**Task requirements:** Tally the lines below that contain the word "laktácia", and give only that number.

**Data to use:**
☆ ☆ ☆ ☆ ☆

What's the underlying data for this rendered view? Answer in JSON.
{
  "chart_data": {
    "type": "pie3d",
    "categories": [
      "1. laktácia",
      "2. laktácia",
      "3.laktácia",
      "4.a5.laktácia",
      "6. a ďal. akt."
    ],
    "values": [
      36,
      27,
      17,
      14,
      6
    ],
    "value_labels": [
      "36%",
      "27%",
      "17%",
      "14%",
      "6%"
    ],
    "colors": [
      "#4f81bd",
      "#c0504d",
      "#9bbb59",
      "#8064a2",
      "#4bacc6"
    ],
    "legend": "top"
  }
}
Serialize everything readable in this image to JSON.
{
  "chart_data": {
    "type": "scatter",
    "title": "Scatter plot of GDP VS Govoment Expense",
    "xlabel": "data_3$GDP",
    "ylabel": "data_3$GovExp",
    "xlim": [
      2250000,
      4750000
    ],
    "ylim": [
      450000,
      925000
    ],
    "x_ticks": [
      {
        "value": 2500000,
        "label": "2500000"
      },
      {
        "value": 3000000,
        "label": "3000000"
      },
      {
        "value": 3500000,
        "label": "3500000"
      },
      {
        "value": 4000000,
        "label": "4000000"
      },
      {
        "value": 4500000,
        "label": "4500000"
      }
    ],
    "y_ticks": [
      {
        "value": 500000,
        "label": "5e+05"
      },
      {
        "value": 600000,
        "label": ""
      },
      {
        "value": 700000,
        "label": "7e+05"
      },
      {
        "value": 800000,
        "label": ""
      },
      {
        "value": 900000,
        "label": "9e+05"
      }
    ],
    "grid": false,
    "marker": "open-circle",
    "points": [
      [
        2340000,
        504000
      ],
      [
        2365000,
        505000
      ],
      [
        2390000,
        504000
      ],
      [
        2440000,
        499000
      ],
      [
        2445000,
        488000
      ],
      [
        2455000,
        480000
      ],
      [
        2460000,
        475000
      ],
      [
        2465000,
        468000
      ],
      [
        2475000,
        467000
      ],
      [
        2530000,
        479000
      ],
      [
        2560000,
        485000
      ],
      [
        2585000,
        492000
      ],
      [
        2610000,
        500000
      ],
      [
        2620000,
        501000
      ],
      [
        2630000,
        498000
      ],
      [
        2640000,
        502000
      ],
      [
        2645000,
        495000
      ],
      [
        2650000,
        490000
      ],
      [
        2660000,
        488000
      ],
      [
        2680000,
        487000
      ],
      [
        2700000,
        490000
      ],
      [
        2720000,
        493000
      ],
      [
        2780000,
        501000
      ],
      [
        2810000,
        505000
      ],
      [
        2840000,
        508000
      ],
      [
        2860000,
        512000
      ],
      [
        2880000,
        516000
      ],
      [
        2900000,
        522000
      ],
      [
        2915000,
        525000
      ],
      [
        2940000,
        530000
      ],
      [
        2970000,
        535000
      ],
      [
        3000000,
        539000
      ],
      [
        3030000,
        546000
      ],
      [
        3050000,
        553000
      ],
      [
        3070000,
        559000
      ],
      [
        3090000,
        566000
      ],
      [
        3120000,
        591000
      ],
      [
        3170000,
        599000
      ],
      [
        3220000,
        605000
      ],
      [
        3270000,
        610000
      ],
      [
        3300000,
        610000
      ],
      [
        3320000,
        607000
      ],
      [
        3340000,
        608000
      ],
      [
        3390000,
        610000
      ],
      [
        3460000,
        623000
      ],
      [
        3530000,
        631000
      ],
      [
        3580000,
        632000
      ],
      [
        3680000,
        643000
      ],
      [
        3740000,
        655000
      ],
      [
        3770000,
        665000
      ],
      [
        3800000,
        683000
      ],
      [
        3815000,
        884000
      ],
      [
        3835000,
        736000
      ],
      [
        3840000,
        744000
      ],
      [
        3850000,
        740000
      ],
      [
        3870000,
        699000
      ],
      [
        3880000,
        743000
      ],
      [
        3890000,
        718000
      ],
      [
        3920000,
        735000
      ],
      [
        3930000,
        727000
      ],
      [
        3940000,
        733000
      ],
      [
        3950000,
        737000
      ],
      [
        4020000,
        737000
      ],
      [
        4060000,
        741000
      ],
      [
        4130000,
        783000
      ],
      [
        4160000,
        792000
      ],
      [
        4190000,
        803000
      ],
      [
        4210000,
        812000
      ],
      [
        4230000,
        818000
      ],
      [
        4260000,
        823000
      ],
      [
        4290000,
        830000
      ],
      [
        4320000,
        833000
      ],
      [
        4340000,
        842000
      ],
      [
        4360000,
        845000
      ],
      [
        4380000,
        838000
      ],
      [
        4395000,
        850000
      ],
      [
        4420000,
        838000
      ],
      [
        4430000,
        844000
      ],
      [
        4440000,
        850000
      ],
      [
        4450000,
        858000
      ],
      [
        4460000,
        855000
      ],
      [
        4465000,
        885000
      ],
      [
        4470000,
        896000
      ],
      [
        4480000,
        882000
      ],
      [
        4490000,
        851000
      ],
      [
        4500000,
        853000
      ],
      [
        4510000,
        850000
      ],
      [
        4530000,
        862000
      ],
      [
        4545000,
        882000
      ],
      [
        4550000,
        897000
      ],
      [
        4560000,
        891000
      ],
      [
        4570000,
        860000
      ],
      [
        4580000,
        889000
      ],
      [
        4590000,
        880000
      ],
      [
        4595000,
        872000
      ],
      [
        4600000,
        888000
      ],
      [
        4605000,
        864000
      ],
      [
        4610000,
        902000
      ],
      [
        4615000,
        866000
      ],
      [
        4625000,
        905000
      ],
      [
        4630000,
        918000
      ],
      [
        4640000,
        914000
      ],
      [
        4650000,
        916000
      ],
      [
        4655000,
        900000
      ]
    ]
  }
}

☆ ☆ ☆ ☆ ☆

**Response below:** 4